▶ Task material:
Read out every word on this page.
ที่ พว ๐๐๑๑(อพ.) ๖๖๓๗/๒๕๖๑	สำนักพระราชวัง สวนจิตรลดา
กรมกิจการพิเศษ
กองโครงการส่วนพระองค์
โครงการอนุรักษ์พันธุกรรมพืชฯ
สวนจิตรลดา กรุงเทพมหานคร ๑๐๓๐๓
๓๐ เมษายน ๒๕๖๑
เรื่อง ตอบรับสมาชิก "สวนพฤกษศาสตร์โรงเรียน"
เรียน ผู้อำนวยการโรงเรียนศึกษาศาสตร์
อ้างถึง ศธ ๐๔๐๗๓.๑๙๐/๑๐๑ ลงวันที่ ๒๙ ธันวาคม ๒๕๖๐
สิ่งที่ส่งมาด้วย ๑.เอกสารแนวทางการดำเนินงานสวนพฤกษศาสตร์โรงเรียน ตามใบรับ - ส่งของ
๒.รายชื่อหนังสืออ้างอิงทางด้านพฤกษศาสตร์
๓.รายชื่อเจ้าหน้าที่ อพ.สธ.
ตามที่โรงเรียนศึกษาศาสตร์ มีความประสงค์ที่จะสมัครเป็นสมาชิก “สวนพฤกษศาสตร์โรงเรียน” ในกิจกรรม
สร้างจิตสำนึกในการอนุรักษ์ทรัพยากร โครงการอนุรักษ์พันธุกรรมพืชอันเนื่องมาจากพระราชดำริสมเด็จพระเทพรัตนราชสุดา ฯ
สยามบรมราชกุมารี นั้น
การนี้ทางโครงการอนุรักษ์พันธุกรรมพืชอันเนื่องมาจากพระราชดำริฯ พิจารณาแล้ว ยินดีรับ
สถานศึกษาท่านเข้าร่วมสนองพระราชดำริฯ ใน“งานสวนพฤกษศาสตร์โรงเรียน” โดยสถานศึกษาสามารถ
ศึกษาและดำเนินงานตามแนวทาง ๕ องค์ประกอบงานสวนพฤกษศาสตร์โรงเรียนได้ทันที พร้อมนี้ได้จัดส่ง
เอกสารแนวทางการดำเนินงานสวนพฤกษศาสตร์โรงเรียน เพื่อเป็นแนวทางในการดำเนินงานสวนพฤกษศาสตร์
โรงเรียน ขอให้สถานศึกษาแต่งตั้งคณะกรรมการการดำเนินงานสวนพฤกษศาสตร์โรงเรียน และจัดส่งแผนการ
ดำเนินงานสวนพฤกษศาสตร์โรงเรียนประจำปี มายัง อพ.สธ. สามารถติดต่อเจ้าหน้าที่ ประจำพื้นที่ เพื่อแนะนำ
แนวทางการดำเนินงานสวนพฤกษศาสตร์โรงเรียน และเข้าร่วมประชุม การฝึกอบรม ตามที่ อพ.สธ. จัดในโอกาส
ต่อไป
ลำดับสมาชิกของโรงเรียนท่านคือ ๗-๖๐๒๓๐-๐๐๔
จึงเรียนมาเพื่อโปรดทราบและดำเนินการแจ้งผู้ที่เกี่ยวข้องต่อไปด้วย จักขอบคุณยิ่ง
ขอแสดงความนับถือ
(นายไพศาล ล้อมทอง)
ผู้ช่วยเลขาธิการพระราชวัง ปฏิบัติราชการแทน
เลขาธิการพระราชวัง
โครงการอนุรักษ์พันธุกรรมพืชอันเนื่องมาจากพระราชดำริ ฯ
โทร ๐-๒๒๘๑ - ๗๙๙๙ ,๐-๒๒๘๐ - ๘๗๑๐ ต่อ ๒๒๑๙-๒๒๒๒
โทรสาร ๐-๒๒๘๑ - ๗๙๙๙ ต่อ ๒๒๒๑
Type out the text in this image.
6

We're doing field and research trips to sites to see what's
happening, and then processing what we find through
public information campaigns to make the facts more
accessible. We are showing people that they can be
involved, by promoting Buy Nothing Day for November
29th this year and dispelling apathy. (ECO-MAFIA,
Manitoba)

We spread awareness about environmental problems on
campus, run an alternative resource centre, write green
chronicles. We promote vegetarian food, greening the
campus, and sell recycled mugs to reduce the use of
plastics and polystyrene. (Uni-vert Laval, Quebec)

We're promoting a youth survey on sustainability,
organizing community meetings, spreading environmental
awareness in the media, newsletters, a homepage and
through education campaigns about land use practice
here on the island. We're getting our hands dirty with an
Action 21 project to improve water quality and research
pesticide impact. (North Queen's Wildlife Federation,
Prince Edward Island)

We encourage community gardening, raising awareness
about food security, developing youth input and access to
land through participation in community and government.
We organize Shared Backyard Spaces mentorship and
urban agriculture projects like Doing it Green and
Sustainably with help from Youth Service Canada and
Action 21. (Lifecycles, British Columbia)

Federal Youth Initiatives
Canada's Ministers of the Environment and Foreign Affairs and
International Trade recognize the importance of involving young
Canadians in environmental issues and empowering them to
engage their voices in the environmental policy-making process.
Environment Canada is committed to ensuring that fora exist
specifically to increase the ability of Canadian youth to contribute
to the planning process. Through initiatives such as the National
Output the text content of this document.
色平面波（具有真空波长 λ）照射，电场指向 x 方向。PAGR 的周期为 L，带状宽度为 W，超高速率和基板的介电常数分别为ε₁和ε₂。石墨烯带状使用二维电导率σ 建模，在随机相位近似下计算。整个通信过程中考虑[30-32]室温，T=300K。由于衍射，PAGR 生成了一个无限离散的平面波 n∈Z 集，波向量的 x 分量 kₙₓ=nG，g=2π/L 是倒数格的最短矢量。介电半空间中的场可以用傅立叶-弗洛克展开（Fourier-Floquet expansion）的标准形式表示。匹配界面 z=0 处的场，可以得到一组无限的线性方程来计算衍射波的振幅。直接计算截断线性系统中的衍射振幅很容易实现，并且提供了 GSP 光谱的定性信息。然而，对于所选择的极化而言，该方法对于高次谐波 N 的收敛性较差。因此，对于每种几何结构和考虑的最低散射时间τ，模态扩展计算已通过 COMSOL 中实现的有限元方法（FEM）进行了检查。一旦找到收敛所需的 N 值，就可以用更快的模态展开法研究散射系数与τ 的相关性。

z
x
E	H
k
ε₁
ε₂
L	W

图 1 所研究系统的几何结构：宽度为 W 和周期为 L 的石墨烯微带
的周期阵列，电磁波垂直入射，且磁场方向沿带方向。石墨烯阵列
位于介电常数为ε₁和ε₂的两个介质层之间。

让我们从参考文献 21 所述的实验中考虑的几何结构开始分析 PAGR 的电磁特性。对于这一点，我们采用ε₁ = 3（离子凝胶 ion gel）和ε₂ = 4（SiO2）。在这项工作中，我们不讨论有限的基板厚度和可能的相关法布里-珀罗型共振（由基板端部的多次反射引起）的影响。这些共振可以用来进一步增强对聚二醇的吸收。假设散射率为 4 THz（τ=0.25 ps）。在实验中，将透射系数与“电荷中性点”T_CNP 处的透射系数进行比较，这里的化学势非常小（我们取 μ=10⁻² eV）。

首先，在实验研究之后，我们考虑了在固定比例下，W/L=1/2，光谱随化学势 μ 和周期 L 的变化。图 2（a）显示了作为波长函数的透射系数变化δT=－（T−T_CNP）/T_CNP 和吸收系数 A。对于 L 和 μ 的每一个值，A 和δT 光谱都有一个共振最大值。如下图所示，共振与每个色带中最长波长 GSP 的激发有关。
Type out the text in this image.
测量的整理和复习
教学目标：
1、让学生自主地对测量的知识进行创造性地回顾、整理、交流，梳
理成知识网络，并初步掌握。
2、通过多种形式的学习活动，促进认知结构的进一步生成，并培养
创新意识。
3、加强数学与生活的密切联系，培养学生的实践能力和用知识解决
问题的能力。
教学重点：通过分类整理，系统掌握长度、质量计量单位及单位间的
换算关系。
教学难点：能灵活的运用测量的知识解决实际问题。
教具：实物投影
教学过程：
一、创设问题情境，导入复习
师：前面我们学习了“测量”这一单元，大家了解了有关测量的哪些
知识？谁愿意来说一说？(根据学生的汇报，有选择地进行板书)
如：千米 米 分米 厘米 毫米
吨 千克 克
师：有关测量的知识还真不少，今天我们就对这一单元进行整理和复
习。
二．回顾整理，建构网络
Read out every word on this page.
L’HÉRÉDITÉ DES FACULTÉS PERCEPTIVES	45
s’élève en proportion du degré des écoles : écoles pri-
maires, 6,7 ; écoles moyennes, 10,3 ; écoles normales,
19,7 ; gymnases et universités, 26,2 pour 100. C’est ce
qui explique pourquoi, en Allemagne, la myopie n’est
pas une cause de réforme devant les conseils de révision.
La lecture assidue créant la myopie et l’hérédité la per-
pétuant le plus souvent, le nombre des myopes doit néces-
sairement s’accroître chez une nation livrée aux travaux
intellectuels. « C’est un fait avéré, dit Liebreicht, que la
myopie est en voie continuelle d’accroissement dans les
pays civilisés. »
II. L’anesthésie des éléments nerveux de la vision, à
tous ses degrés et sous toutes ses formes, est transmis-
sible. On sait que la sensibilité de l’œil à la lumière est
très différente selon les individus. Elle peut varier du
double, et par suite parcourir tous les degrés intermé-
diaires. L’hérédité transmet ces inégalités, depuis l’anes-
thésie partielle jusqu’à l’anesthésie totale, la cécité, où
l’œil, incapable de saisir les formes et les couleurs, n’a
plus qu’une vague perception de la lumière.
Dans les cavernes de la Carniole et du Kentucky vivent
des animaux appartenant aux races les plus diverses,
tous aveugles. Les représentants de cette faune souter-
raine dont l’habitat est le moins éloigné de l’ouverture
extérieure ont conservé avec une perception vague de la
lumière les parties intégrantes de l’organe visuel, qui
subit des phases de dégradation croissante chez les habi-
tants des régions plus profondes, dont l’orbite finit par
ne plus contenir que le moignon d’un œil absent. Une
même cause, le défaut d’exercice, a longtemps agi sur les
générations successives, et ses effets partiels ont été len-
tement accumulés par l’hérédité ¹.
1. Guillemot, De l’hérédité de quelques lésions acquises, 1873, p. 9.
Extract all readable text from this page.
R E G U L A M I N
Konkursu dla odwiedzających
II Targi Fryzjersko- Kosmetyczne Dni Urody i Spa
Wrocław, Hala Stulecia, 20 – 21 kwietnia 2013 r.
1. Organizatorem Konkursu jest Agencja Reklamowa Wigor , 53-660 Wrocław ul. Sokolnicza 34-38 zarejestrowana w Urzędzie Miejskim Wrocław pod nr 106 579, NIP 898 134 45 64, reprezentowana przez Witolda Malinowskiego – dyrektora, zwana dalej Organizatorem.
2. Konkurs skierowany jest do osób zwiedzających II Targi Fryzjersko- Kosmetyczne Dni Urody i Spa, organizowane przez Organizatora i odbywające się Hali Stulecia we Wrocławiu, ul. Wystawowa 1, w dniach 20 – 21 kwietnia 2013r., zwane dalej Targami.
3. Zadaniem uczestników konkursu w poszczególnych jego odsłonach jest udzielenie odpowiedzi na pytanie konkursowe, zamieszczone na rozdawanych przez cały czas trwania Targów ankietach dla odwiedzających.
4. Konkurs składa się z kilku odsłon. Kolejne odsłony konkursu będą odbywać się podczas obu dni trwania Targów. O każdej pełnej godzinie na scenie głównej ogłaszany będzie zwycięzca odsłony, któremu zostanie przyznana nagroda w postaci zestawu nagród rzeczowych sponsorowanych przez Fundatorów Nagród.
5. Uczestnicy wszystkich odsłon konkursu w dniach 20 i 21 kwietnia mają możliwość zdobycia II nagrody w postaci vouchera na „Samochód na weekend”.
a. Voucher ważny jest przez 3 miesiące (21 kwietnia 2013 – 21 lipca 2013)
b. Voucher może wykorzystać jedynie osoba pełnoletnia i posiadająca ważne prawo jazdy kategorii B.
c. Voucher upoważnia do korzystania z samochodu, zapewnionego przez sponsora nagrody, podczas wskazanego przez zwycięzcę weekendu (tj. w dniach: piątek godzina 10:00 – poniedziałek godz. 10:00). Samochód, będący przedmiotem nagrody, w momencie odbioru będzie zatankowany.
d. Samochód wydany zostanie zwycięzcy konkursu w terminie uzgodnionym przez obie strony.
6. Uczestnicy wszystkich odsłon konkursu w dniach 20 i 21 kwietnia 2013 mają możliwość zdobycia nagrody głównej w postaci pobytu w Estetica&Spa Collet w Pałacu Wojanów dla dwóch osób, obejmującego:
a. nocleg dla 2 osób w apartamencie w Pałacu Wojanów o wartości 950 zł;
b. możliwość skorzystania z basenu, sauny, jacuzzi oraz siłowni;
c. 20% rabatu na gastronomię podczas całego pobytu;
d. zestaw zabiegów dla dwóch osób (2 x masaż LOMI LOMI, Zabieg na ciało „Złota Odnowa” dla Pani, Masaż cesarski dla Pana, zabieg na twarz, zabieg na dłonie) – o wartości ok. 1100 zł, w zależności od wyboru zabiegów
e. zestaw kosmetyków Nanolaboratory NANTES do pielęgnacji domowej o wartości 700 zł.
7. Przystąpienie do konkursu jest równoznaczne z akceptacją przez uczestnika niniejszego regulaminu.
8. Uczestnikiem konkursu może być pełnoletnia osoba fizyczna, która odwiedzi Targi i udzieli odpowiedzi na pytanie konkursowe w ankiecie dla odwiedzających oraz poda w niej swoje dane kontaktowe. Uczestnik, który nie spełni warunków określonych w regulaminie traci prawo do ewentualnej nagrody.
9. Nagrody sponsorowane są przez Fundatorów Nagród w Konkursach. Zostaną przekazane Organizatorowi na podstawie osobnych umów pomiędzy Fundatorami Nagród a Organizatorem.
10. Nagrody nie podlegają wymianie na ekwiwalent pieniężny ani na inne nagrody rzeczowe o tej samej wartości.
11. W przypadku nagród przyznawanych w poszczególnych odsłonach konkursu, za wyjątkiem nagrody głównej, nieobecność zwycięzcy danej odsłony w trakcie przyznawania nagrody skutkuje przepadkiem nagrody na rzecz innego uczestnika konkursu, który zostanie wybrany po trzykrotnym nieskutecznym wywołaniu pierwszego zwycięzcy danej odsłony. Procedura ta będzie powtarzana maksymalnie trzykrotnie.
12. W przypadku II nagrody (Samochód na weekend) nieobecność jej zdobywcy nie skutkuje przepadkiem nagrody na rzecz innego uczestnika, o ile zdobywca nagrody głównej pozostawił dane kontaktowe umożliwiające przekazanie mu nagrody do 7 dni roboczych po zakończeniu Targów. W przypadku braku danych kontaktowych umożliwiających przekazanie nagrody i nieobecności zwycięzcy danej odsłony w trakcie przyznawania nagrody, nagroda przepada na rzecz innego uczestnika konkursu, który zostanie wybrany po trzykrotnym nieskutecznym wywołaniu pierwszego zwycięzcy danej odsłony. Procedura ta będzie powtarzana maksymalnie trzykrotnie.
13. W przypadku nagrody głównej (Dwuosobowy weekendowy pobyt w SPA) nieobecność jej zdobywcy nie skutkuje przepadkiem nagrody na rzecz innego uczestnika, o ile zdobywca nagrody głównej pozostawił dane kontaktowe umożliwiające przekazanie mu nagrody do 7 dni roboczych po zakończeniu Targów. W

▶ Exercise instructions: Copy out every line in the listing where the word "lumière" appears.

▶ Answer:
sible. On sait que la sensibilité de l’œil à la lumière est
plus qu’une vague perception de la lumière.
lumière les parties intégrantes de l’organe visuel, qui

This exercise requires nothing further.